TASK PROMPT -
Set down each record exactly as written.

TASK INPUTS -
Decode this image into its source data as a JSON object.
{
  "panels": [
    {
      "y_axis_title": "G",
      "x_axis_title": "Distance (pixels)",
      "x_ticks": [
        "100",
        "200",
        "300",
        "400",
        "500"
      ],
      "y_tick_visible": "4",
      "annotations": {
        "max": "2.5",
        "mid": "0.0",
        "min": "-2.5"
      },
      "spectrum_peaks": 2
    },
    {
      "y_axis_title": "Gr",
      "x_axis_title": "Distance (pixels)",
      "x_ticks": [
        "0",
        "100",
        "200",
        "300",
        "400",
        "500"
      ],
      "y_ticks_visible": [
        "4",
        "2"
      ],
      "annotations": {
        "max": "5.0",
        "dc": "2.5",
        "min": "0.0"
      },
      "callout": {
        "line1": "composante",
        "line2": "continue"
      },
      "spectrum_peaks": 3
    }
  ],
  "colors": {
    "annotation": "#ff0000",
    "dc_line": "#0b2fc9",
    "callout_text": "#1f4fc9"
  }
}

REPLY -
Decode this image into its source data as a JSON object.
{
  "panels": [
    {
      "y_axis_title": "G",
      "x_axis_title": "Distance (pixels)",
      "x_ticks": [
        "100",
        "200",
        "300",
        "400",
        "500"
      ],
      "y_tick_visible": "4",
      "annotations": {
        "max": "2.5",
        "mid": "0.0",
        "min": "-2.5"
      },
      "spectrum_peaks": 2
    },
    {
      "y_axis_title": "Gr",
      "x_axis_title": "Distance (pixels)",
      "x_ticks": [
        "0",
        "100",
        "200",
        "300",
        "400",
        "500"
      ],
      "y_ticks_visible": [
        "4",
        "2"
      ],
      "annotations": {
        "max": "5.0",
        "dc": "2.5",
        "min": "0.0"
      },
      "callout": {
        "line1": "composante",
        "line2": "continue"
      },
      "spectrum_peaks": 3
    }
  ],
  "colors": {
    "annotation": "#ff0000",
    "dc_line": "#0b2fc9",
    "callout_text": "#1f4fc9"
  }
}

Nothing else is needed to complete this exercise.